> Your task
Scan the entries below and extract each line with the word "socioeconomic" in it.

> Given records
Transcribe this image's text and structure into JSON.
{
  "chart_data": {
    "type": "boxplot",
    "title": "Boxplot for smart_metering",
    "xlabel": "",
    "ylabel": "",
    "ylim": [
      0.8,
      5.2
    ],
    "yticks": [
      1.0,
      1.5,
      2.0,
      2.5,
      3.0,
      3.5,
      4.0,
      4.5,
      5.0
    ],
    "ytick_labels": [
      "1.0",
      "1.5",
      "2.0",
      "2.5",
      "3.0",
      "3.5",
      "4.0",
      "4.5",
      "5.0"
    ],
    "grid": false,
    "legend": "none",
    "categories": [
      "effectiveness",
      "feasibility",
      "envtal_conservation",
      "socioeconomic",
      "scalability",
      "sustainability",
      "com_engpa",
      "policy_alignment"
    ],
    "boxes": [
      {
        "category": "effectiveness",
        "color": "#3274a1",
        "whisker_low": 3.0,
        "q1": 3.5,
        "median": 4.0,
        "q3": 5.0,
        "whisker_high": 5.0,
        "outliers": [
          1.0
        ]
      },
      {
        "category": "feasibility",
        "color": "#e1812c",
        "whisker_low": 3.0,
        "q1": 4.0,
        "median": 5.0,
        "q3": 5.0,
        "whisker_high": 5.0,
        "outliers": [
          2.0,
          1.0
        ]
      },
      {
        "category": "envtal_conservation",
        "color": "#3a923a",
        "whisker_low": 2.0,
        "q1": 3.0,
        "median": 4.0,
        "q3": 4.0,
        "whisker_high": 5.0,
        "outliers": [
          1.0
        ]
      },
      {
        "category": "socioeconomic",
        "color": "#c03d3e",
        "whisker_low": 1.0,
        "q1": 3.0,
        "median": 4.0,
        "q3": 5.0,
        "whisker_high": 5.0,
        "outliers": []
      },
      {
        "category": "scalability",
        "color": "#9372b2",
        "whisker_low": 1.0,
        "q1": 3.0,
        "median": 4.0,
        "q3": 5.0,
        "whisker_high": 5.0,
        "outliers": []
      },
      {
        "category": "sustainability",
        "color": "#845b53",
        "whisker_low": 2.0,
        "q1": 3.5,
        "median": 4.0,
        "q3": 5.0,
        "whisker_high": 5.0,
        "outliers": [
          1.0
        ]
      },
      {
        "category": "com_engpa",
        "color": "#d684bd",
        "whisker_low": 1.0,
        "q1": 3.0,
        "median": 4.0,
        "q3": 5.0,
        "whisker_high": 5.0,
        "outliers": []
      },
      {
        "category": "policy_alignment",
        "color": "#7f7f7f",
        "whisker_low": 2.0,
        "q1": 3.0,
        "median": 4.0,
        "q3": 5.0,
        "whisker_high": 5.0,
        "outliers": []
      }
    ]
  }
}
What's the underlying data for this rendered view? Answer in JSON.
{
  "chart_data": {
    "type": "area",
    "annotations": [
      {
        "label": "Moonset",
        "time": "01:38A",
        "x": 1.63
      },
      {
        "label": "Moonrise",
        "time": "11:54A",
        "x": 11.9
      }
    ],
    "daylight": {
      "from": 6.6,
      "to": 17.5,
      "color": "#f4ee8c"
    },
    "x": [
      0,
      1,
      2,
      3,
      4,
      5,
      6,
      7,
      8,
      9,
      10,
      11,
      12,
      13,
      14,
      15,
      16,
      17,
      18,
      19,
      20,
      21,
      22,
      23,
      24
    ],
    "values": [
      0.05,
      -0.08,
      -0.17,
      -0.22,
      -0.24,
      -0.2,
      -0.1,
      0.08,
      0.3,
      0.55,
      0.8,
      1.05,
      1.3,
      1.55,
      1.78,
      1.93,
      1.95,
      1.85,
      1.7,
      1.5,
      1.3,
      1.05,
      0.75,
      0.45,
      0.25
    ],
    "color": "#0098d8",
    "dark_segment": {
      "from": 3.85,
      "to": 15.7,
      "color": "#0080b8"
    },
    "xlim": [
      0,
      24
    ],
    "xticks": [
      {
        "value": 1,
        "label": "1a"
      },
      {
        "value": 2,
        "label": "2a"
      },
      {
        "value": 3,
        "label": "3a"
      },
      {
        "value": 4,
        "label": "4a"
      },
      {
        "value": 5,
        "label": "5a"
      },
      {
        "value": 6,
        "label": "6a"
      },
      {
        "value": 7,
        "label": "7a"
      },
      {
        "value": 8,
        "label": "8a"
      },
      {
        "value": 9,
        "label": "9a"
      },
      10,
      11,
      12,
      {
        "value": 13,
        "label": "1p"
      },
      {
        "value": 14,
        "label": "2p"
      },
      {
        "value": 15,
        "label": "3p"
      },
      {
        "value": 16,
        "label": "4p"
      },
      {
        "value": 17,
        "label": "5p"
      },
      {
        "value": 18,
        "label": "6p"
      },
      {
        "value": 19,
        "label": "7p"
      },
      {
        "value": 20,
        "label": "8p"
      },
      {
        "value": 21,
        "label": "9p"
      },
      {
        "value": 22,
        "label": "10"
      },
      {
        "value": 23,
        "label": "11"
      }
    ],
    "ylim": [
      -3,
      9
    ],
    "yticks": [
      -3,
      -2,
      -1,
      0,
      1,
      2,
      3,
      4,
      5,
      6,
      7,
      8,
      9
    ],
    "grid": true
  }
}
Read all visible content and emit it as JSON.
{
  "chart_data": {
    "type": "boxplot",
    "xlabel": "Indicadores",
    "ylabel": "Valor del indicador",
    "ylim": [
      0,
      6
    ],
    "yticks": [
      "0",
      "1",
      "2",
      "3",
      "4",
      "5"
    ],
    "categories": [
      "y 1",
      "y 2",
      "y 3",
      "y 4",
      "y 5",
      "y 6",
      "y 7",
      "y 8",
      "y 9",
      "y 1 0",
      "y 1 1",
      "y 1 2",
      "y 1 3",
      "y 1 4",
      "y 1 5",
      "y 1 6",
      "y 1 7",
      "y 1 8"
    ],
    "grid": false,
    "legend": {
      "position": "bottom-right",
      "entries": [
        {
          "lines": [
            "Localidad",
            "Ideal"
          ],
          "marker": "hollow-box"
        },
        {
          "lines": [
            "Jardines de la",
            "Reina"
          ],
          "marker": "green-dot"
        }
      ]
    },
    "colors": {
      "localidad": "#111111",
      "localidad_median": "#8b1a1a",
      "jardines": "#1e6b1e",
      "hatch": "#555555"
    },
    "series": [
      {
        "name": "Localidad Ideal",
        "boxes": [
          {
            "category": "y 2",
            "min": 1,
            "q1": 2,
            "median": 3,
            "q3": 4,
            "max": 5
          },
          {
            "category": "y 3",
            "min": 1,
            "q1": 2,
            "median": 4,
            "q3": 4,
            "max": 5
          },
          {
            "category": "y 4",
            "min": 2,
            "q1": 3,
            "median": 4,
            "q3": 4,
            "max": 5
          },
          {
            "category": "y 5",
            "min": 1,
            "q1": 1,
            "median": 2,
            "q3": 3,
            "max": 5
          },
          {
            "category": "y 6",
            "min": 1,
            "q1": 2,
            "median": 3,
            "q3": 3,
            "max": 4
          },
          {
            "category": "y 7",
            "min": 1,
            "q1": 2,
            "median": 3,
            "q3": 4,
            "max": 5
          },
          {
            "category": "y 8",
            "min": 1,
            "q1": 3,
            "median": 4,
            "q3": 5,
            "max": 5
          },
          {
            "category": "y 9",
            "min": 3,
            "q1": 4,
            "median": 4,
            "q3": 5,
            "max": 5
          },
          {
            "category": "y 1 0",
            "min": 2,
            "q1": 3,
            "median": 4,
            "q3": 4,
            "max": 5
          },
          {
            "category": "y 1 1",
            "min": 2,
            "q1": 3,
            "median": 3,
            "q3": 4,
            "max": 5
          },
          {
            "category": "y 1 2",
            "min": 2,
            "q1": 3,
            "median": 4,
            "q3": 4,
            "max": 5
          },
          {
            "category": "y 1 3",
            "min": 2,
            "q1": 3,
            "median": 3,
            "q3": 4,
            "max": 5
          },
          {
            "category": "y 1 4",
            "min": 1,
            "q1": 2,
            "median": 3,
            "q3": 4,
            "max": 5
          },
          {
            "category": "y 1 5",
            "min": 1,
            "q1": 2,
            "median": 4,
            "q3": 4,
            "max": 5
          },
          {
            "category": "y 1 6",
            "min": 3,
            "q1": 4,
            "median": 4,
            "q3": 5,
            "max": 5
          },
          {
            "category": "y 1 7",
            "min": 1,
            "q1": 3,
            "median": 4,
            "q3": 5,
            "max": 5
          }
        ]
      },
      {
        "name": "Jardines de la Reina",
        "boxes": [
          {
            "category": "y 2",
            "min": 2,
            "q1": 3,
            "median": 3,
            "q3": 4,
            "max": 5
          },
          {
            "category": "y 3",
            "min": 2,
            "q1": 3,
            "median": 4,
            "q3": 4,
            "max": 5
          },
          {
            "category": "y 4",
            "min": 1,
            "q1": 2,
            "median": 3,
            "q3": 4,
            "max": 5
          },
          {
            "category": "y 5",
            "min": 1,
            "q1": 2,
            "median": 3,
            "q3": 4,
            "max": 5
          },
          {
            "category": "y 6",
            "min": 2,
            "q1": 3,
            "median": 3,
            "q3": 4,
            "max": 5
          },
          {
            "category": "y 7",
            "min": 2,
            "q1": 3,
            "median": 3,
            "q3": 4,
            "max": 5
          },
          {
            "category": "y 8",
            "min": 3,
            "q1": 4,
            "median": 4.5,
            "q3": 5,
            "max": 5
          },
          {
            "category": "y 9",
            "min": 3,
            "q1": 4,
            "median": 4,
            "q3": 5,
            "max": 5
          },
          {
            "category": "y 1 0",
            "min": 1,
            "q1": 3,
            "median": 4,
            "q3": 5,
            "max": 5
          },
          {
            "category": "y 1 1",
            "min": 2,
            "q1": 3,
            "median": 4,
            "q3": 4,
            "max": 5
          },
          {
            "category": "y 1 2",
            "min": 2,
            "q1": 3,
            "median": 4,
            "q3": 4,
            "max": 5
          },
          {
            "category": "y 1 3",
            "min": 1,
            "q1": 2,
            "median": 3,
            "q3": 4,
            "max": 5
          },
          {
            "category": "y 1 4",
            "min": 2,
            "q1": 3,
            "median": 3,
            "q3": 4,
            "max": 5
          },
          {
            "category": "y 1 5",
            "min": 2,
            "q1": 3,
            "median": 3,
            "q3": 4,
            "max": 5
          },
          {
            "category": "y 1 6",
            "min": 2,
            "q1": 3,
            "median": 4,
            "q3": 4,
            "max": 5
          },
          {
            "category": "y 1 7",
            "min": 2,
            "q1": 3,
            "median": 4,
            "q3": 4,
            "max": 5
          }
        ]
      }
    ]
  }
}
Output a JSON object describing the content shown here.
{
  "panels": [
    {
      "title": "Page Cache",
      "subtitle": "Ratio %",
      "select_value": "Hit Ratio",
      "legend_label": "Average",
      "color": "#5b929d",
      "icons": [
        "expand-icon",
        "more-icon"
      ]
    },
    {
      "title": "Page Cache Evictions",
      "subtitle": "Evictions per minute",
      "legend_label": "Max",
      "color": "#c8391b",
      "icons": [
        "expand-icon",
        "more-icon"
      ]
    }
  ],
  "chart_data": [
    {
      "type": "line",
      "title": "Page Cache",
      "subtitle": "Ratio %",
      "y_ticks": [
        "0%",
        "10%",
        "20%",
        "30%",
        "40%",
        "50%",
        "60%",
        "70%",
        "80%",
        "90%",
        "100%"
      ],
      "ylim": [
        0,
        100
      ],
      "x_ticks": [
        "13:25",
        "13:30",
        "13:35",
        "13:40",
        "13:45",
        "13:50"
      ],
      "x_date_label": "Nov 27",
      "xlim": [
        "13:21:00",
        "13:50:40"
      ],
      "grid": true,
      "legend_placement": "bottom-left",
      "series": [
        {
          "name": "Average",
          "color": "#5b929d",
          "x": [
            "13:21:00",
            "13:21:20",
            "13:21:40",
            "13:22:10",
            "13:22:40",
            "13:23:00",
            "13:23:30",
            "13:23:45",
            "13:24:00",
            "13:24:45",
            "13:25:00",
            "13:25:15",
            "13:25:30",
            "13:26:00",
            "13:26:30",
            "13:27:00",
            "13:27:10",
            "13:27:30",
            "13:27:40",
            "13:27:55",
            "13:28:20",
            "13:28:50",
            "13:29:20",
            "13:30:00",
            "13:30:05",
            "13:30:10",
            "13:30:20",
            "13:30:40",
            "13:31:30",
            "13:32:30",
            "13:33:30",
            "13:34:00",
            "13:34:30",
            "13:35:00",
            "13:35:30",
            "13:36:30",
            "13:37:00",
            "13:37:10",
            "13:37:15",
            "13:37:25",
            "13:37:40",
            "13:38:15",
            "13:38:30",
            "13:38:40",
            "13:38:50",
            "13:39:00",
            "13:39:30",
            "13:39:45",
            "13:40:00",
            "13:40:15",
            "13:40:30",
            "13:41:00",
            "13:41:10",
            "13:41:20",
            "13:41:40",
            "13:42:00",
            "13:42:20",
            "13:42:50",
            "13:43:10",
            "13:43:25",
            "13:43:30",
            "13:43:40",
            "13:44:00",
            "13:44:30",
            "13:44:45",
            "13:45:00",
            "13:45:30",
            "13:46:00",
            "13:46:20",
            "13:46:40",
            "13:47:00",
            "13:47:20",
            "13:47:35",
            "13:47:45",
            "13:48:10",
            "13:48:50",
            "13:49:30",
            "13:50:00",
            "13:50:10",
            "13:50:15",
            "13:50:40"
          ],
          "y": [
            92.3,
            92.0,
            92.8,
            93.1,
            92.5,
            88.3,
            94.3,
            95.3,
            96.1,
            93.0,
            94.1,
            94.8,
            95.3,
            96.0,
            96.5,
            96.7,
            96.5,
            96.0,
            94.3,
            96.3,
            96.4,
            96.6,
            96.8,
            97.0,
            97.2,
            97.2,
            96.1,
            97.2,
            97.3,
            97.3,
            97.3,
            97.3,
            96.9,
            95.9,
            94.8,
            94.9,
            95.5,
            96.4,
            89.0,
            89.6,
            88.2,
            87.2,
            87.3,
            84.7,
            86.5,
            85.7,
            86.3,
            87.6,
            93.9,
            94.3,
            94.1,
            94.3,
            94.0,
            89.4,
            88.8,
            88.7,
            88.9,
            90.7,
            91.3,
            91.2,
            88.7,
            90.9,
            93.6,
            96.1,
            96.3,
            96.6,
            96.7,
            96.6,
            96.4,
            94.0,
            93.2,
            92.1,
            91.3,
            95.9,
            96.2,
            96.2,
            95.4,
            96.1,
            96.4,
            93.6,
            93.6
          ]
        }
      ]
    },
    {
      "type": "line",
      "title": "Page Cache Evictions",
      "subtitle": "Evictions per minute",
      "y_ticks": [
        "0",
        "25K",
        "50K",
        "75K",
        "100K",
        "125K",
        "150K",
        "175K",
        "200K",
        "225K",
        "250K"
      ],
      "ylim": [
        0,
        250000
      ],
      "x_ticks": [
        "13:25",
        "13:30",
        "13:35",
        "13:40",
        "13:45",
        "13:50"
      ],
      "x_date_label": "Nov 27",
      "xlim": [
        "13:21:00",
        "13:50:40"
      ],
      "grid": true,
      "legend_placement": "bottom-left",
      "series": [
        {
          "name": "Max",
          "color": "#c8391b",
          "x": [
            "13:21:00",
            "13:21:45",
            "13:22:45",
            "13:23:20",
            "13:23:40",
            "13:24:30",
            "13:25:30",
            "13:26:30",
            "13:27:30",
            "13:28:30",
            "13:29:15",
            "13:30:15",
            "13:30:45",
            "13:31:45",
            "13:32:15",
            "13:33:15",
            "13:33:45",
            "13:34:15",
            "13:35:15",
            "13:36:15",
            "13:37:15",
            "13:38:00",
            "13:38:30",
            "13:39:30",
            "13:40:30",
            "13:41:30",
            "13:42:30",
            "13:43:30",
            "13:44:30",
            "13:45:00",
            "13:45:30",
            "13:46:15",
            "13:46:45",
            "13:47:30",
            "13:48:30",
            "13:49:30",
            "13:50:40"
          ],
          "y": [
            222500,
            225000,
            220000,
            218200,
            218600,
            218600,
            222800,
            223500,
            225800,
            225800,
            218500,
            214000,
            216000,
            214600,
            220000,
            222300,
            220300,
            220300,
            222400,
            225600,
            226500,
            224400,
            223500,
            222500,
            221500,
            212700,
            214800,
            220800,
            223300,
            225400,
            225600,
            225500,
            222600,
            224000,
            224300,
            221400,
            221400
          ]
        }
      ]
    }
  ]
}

> Result for this exercise
      "socioeconomic",
        "category": "socioeconomic",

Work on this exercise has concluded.